Le sexe, bien sûr, est dangereux. Le sexe et les sentiments qu’il évoque tracent un chemin direct jusqu’au système limbique, où les pensées les plus primitives obtiennent la paternité des actes les plus primitifs. Dans notre monde américain, ce royaume des pensées et de l’action est devenu un jeu politique avec la gauche et la droite se crêpant le chignon férocement pour être en position de force sur le terrain – alors que le programme politique réel concernant tout le reste de ce qui est vraiment important, en dehors du sexe, se trouve à l’extérieur du stade.

L’histoire de Comet Pizza était de manière compréhensible censée bouleverser les démocrates qui ne devaient pas aimer être dépeints comme des agresseurs d’enfants. Malheureusement pour eux, cela a coïncidé avec le buzz autour d’Anthony Weiner – et de son infâme ordinateur portable – déshonorant l’ancien congressiste « obsédé sexuel », mari de l’assistance principale d’Hillary, Huma Abedin. L’ordinateur portable contiendrait beaucoup de pornographie infantile.

## ENREGISTREMENTS EXTRAITS
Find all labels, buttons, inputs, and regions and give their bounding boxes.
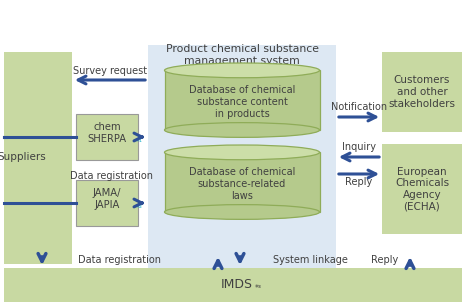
Text: Suppliers: Suppliers [0,152,47,162]
Text: Product chemical substance
management system: Product chemical substance management sy… [165,44,318,66]
Text: *²: *² [136,204,143,213]
Ellipse shape [164,123,320,137]
Ellipse shape [164,145,320,160]
Ellipse shape [164,63,320,78]
Text: Database of chemical
substance-related
laws: Database of chemical substance-related l… [189,167,295,201]
Text: Notification: Notification [331,102,387,112]
Text: Database of chemical
substance content
in products: Database of chemical substance content i… [189,85,295,119]
Text: JAMA/
JAPIA: JAMA/ JAPIA [93,188,121,210]
FancyBboxPatch shape [382,144,462,234]
Ellipse shape [164,205,320,219]
Text: System linkage: System linkage [273,255,348,265]
Text: chem
SHERPA: chem SHERPA [88,122,127,144]
Text: Reply: Reply [345,177,373,187]
Text: Inquiry: Inquiry [342,142,376,152]
FancyBboxPatch shape [4,268,462,302]
Text: Data registration: Data registration [78,255,162,265]
FancyBboxPatch shape [164,70,320,130]
Text: European
Chemicals
Agency
(ECHA): European Chemicals Agency (ECHA) [395,167,449,211]
FancyBboxPatch shape [4,52,72,264]
Text: Reply: Reply [371,255,398,265]
FancyBboxPatch shape [382,52,462,132]
FancyBboxPatch shape [76,114,138,160]
FancyBboxPatch shape [148,45,336,292]
Text: Data registration: Data registration [70,171,153,181]
Text: *³: *³ [255,284,262,294]
Text: *¹: *¹ [136,137,143,146]
Text: IMDS: IMDS [221,278,253,291]
FancyBboxPatch shape [164,153,320,212]
Text: Survey request: Survey request [73,66,147,76]
Text: Customers
and other
stakeholders: Customers and other stakeholders [389,76,455,109]
FancyBboxPatch shape [76,180,138,226]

## CONSIGNES DE L'EXERCICE
1/ Pouvez-vous restituer intégralement, mot pour mot, le passage sur le sexe et la politique américaine ?
2/ Pourriez-vous reprendre dans les enregistrements les lignes qui vont de celle contenant « Text: Suppliers: Suppliers [0,152,47,162] » jusqu'à celle contenant « Ellipse shape [164,145,320,160] », toutes deux incluses, en remplaçant « Ellipse shape » par « Oval shape » sans rien modifier d'autre ?
Le passage et les enregistrements n'ont aucun lien entre eux.

## RÉPONSES CI-DESSOUS
1/
Le sexe, bien sûr, est dangereux. Le sexe et les sentiments qu’il évoque tracent un chemin direct jusqu’au système limbique, où les pensées les plus primitives obtiennent la paternité des actes les plus primitifs. Dans notre monde américain, ce royaume des pensées et de l’action est devenu un jeu politique avec la gauche et la droite se crêpant le chignon férocement pour être en position de force sur le terrain – alors que le programme politique réel concernant tout le reste de ce qui est vraiment important, en dehors du sexe, se trouve à l’extérieur du stade.

L’histoire de Comet Pizza était de manière compréhensible censée bouleverser les démocrates qui ne devaient pas aimer être dépeints comme des agresseurs d’enfants. Malheureusement pour eux, cela a coïncidé avec le buzz autour d’Anthony Weiner – et de son infâme ordinateur portable – déshonorant l’ancien congressiste « obsédé sexuel », mari de l’assistance principale d’Hillary, Huma Abedin. L’ordinateur portable contiendrait beaucoup de pornographie infantile.

2/
Text: Suppliers: Suppliers [0,152,47,162]
Text: Product chemical substance
management system: Product chemical substance management sy… [165,44,318,66]
Text: *²: *² [136,204,143,213]
Oval shape [164,123,320,137]
Oval shape [164,145,320,160]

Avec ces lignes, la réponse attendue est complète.